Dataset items
• • • •
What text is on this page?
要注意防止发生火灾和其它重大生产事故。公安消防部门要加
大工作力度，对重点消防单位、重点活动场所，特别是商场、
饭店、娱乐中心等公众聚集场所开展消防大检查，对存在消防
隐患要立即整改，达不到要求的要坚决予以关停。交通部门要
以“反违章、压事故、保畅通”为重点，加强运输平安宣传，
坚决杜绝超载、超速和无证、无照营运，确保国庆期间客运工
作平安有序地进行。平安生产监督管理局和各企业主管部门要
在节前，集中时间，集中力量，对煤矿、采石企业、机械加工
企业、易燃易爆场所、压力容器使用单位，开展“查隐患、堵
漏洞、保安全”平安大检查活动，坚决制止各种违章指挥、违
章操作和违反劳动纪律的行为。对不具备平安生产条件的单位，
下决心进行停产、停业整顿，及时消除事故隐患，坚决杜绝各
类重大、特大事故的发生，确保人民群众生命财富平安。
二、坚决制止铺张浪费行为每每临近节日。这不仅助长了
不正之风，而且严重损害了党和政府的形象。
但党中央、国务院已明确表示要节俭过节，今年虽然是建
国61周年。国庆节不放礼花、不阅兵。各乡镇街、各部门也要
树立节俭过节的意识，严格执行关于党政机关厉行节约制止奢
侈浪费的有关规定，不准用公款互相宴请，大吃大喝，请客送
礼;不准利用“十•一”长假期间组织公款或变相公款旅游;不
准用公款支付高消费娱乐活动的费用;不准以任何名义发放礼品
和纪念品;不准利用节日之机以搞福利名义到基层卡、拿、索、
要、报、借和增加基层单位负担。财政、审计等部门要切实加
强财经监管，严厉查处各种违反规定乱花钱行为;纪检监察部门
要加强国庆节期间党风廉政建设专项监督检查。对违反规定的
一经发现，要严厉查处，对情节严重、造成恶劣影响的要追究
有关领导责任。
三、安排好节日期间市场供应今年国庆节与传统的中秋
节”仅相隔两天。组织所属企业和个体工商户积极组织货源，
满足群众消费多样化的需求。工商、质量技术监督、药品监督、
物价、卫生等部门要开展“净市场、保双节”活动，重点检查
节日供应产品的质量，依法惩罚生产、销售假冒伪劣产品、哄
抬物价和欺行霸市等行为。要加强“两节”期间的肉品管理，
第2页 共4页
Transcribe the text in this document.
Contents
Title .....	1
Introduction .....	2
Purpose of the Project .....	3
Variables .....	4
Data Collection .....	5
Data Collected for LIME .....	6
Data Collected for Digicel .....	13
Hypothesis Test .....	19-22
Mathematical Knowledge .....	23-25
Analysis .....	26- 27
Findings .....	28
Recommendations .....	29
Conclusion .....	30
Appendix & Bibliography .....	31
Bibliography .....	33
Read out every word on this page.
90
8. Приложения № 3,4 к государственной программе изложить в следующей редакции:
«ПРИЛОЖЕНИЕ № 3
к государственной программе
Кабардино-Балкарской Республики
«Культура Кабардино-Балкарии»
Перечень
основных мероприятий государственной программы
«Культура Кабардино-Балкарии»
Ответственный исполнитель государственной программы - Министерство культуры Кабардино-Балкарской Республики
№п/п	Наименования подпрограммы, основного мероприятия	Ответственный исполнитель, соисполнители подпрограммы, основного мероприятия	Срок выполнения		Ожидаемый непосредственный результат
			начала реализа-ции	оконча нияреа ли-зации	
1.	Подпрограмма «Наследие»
• • • •
Only lines with the word "page" are wanted, so copy each one from the records.

What text is on this page?
Read out every word on this page.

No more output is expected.